**THE REQUEST:** Copy out all lines that carry the word "ΠΕΡΙΟΔΙΚΑ".
--- --- ---
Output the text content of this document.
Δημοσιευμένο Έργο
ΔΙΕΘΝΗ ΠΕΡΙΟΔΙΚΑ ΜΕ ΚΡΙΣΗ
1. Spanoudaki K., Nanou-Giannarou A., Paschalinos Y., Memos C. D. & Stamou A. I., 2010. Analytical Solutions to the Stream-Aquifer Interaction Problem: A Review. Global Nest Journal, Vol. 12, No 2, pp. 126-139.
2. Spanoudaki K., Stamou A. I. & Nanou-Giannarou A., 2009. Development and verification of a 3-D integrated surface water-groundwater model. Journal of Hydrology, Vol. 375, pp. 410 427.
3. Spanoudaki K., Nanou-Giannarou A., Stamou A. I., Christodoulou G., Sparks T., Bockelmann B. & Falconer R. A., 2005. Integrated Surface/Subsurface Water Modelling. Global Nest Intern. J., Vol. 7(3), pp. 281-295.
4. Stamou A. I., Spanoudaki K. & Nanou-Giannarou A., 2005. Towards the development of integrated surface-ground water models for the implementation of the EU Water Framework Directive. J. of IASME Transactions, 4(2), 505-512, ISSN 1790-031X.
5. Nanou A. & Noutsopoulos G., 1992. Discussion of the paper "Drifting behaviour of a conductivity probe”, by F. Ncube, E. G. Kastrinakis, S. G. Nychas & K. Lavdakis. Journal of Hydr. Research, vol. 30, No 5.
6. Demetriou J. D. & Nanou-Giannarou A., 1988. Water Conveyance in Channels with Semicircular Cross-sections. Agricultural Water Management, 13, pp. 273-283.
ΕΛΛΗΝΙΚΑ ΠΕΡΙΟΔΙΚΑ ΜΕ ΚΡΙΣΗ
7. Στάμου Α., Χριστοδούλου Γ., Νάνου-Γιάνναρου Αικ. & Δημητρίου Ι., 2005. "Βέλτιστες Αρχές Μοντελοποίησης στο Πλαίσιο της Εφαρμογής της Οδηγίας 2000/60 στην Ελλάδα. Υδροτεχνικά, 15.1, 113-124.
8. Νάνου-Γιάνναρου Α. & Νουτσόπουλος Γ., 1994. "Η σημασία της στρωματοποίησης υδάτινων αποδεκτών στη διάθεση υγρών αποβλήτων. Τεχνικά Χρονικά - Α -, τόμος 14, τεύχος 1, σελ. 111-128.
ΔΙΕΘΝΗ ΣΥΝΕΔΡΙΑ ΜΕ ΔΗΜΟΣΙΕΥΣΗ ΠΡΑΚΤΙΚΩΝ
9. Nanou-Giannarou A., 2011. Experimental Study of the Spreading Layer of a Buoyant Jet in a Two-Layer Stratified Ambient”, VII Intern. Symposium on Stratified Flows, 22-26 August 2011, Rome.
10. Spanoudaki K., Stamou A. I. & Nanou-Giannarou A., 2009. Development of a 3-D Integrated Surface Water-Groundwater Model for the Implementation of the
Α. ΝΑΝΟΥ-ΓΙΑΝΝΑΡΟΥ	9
--- --- ---
**RESPONSE:**
ΔΙΕΘΝΗ ΠΕΡΙΟΔΙΚΑ ΜΕ ΚΡΙΣΗ
ΕΛΛΗΝΙΚΑ ΠΕΡΙΟΔΙΚΑ ΜΕ ΚΡΙΣΗ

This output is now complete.